Goal: Copy each line in which the string "this" occurs.

Data entries for graphics:
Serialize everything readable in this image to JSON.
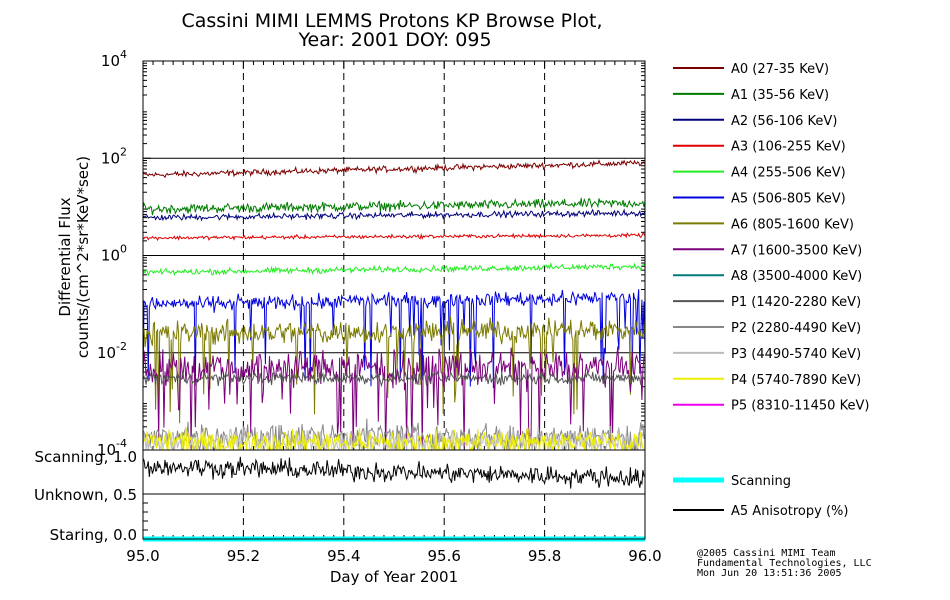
{
  "chart_data": {
    "type": "line",
    "title": "Cassini MIMI LEMMS Protons KP Browse Plot,",
    "subtitle": "Year: 2001 DOY: 095",
    "xlabel": "Day of Year 2001",
    "ylabel_line1": "Differential Flux",
    "ylabel_line2": "counts/(cm^2*sr*KeV*sec)",
    "x_range": [
      95.0,
      96.0
    ],
    "x_ticks": [
      "95.0",
      "95.2",
      "95.4",
      "95.6",
      "95.8",
      "96.0"
    ],
    "x_tick_values": [
      95.0,
      95.2,
      95.4,
      95.6,
      95.8,
      96.0
    ],
    "y_scale": "log",
    "y_range": [
      0.0001,
      10000
    ],
    "y_ticks": [
      {
        "base": "10",
        "exp": "4",
        "value": 10000
      },
      {
        "base": "10",
        "exp": "2",
        "value": 100
      },
      {
        "base": "10",
        "exp": "0",
        "value": 1
      },
      {
        "base": "10",
        "exp": "-2",
        "value": 0.01
      },
      {
        "base": "10",
        "exp": "-4",
        "value": 0.0001
      }
    ],
    "series": [
      {
        "name": "A0 (27-35 KeV)",
        "color": "#7b0000",
        "start": 45,
        "end": 80,
        "noise": 0.05
      },
      {
        "name": "A1 (35-56 KeV)",
        "color": "#007b00",
        "start": 9,
        "end": 12,
        "noise": 0.08
      },
      {
        "name": "A2 (56-106 KeV)",
        "color": "#00007b",
        "start": 6,
        "end": 7.5,
        "noise": 0.05
      },
      {
        "name": "A3 (106-255 KeV)",
        "color": "#e00000",
        "start": 2.3,
        "end": 2.6,
        "noise": 0.03
      },
      {
        "name": "A4 (255-506 KeV)",
        "color": "#22ee22",
        "start": 0.45,
        "end": 0.6,
        "noise": 0.05
      },
      {
        "name": "A5 (506-805 KeV)",
        "color": "#0000dd",
        "start": 0.1,
        "end": 0.14,
        "noise": 0.12
      },
      {
        "name": "A6 (805-1600 KeV)",
        "color": "#7b7b00",
        "start": 0.025,
        "end": 0.03,
        "noise": 0.2
      },
      {
        "name": "A7 (1600-3500 KeV)",
        "color": "#7b007b",
        "start": 0.005,
        "end": 0.005,
        "noise": 0.3
      },
      {
        "name": "A8 (3500-4000 KeV)",
        "color": "#007b7b",
        "start": 0,
        "end": 0,
        "noise": 0
      },
      {
        "name": "P1 (1420-2280 KeV)",
        "color": "#555555",
        "start": 0.003,
        "end": 0.003,
        "noise": 0.1
      },
      {
        "name": "P2 (2280-4490 KeV)",
        "color": "#888888",
        "start": 0.0002,
        "end": 0.0002,
        "noise": 0.2
      },
      {
        "name": "P3 (4490-5740 KeV)",
        "color": "#bbbbbb",
        "start": 0.00015,
        "end": 0.00015,
        "noise": 0.2
      },
      {
        "name": "P4 (5740-7890 KeV)",
        "color": "#eeee00",
        "start": 0.00015,
        "end": 0.00015,
        "noise": 0.2
      },
      {
        "name": "P5 (8310-11450 KeV)",
        "color": "#ee00ee",
        "start": 0,
        "end": 0,
        "noise": 0
      }
    ],
    "lower_panel": {
      "y_labels": [
        "Scanning, 1.0",
        "Unknown, 0.5",
        "Staring, 0.0"
      ],
      "y_tick_values": [
        1.0,
        0.5,
        0.0
      ],
      "y_range": [
        0,
        1.0
      ],
      "series": [
        {
          "name": "Scanning",
          "color": "#00ffff",
          "value": 0.0
        },
        {
          "name": "A5 Anisotropy (%)",
          "color": "#000000",
          "start": 0.85,
          "end": 0.7,
          "noise": 0.1
        }
      ]
    },
    "grid": true,
    "legend_position": "right"
  },
  "credits": {
    "line1": "@2005 Cassini MIMI Team",
    "line2": "Fundamental Technologies, LLC",
    "line3": "Mon Jun 20 13:51:36 2005"
  }
}
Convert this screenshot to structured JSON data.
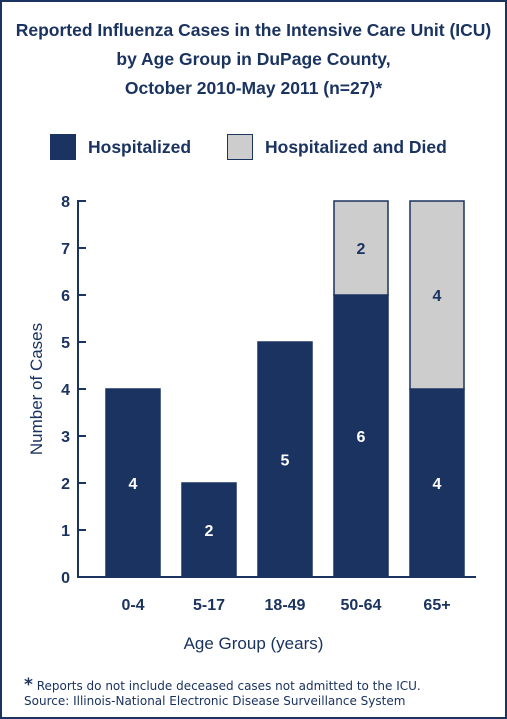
{
  "chart_data": {
    "type": "bar",
    "stacked": true,
    "title_lines": [
      "Reported Influenza Cases in the Intensive Care Unit (ICU)",
      "by Age Group in DuPage County,",
      "October 2010-May 2011 (n=27)*"
    ],
    "xlabel": "Age Group (years)",
    "ylabel": "Number of Cases",
    "ylim": [
      0,
      8
    ],
    "yticks": [
      "0",
      "1",
      "2",
      "3",
      "4",
      "5",
      "6",
      "7",
      "8"
    ],
    "categories": [
      "0-4",
      "5-17",
      "18-49",
      "50-64",
      "65+"
    ],
    "series": [
      {
        "name": "Hospitalized",
        "values": [
          4,
          2,
          5,
          6,
          4
        ],
        "color": "#1a3360",
        "label_color": "#ffffff"
      },
      {
        "name": "Hospitalized and Died",
        "values": [
          0,
          0,
          0,
          2,
          4
        ],
        "color": "#cdcdcd",
        "label_color": "#1a3360"
      }
    ],
    "legend_position": "top",
    "grid": false
  },
  "footnote": {
    "star": "*",
    "note": " Reports do not include deceased cases not admitted to the ICU.",
    "source": "Source:  Illinois-National Electronic Disease Surveillance System"
  },
  "colors": {
    "primary": "#1a3360",
    "died": "#cdcdcd",
    "background": "#ffffff"
  }
}
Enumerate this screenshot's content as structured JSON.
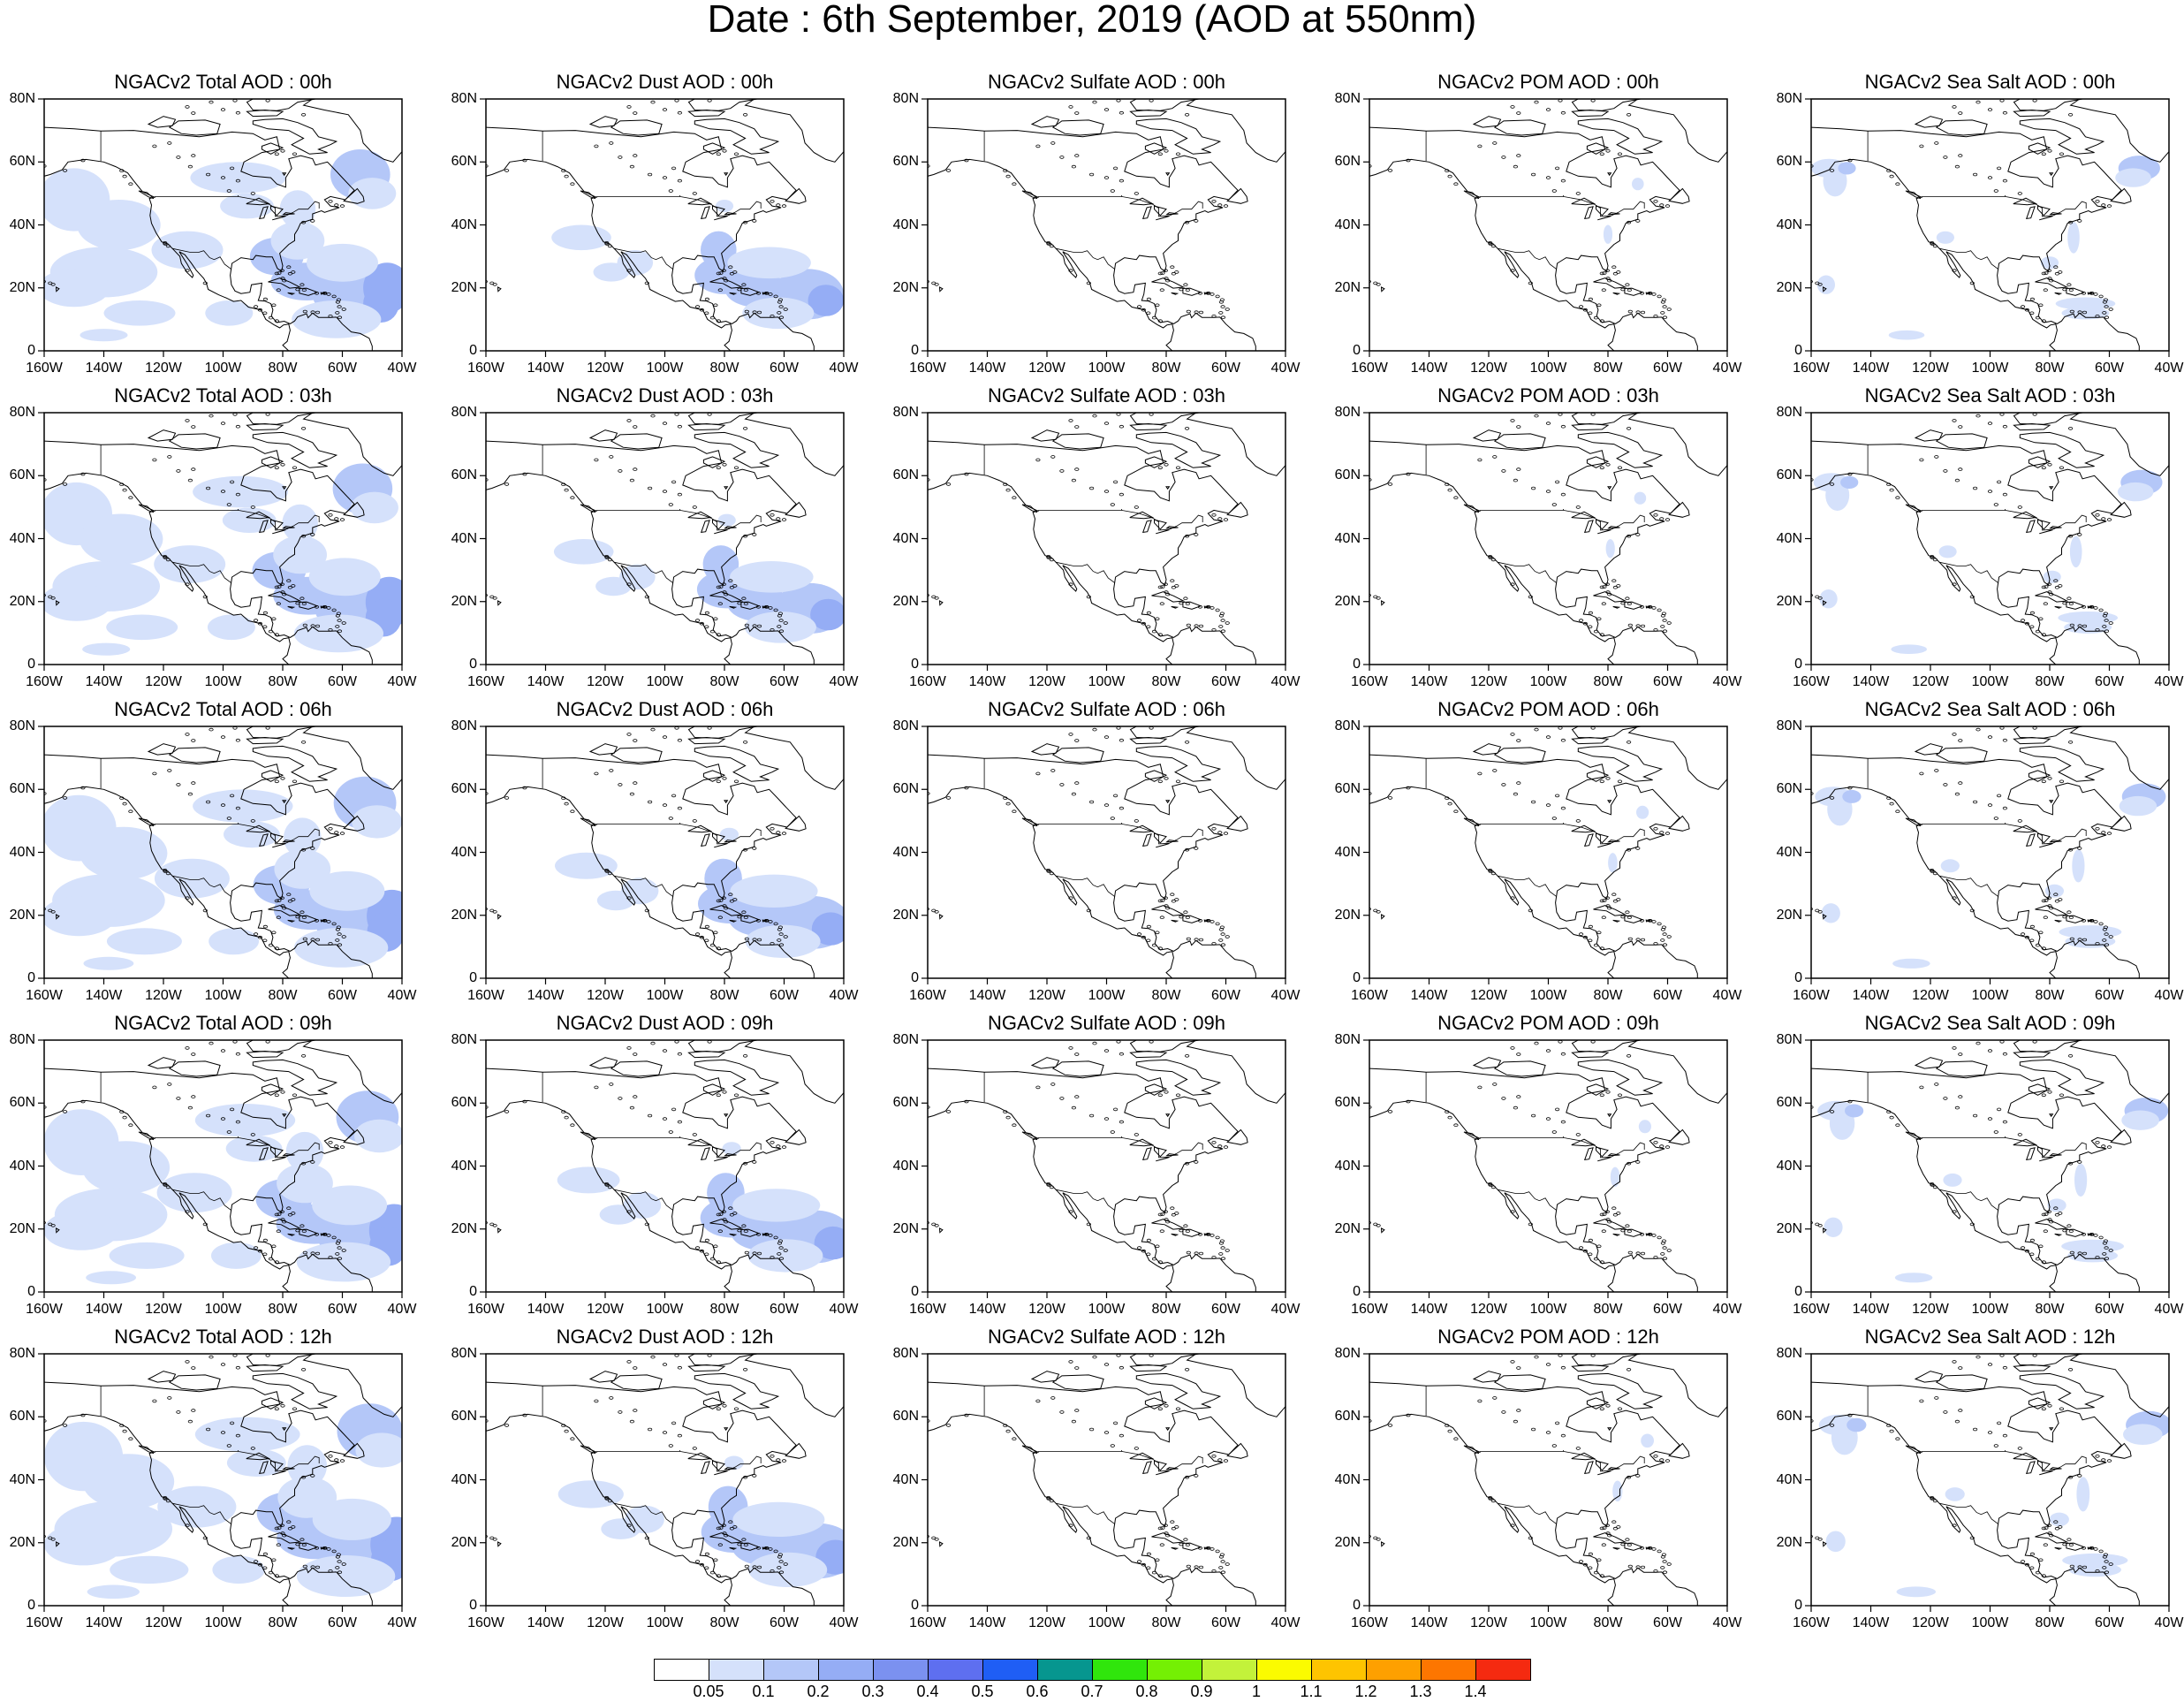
{
  "figure": {
    "title": "Date : 6th September, 2019 (AOD at 550nm)"
  },
  "axes": {
    "lat_ticks": [
      "80N",
      "60N",
      "40N",
      "20N",
      "0"
    ],
    "lon_ticks": [
      "160W",
      "140W",
      "120W",
      "100W",
      "80W",
      "60W",
      "40W"
    ]
  },
  "species": [
    "total",
    "dust",
    "sulfate",
    "pom",
    "seasalt"
  ],
  "hours": [
    "00h",
    "03h",
    "06h",
    "09h",
    "12h"
  ],
  "panels": [
    {
      "species": "total",
      "hour": "00h",
      "title": "NGACv2 Total AOD : 00h"
    },
    {
      "species": "dust",
      "hour": "00h",
      "title": "NGACv2 Dust AOD : 00h"
    },
    {
      "species": "sulfate",
      "hour": "00h",
      "title": "NGACv2 Sulfate AOD : 00h"
    },
    {
      "species": "pom",
      "hour": "00h",
      "title": "NGACv2 POM AOD : 00h"
    },
    {
      "species": "seasalt",
      "hour": "00h",
      "title": "NGACv2 Sea Salt AOD : 00h"
    },
    {
      "species": "total",
      "hour": "03h",
      "title": "NGACv2 Total AOD : 03h"
    },
    {
      "species": "dust",
      "hour": "03h",
      "title": "NGACv2 Dust AOD : 03h"
    },
    {
      "species": "sulfate",
      "hour": "03h",
      "title": "NGACv2 Sulfate AOD : 03h"
    },
    {
      "species": "pom",
      "hour": "03h",
      "title": "NGACv2 POM AOD : 03h"
    },
    {
      "species": "seasalt",
      "hour": "03h",
      "title": "NGACv2 Sea Salt AOD : 03h"
    },
    {
      "species": "total",
      "hour": "06h",
      "title": "NGACv2 Total AOD : 06h"
    },
    {
      "species": "dust",
      "hour": "06h",
      "title": "NGACv2 Dust AOD : 06h"
    },
    {
      "species": "sulfate",
      "hour": "06h",
      "title": "NGACv2 Sulfate AOD : 06h"
    },
    {
      "species": "pom",
      "hour": "06h",
      "title": "NGACv2 POM AOD : 06h"
    },
    {
      "species": "seasalt",
      "hour": "06h",
      "title": "NGACv2 Sea Salt AOD : 06h"
    },
    {
      "species": "total",
      "hour": "09h",
      "title": "NGACv2 Total AOD : 09h"
    },
    {
      "species": "dust",
      "hour": "09h",
      "title": "NGACv2 Dust AOD : 09h"
    },
    {
      "species": "sulfate",
      "hour": "09h",
      "title": "NGACv2 Sulfate AOD : 09h"
    },
    {
      "species": "pom",
      "hour": "09h",
      "title": "NGACv2 POM AOD : 09h"
    },
    {
      "species": "seasalt",
      "hour": "09h",
      "title": "NGACv2 Sea Salt  AOD : 09h"
    },
    {
      "species": "total",
      "hour": "12h",
      "title": "NGACv2 Total AOD  : 12h"
    },
    {
      "species": "dust",
      "hour": "12h",
      "title": "NGACv2 Dust AOD : 12h"
    },
    {
      "species": "sulfate",
      "hour": "12h",
      "title": "NGACv2 Sulfate AOD : 12h"
    },
    {
      "species": "pom",
      "hour": "12h",
      "title": "NGACv2 POM  AOD : 12h"
    },
    {
      "species": "seasalt",
      "hour": "12h",
      "title": "NGACv2 Sea Salt  AOD : 12h"
    }
  ],
  "colorbar": {
    "colors": [
      "#ffffff",
      "#d5e1fb",
      "#b4c7f8",
      "#95adf5",
      "#7b91f0",
      "#5e6ff0",
      "#1f5ef5",
      "#06968f",
      "#30e60c",
      "#74f004",
      "#c3f23a",
      "#fbfb00",
      "#fec400",
      "#fea000",
      "#fd7600",
      "#f52a10"
    ],
    "labels": [
      "0.05",
      "0.1",
      "0.2",
      "0.3",
      "0.4",
      "0.5",
      "0.6",
      "0.7",
      "0.8",
      "0.9",
      "1",
      "1.1",
      "1.2",
      "1.3",
      "1.4"
    ]
  }
}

Expected answer:
Serialize everything readable in this image to JSON.
Convert this screenshot to structured JSON data.
Enumerate this screenshot's content as structured JSON.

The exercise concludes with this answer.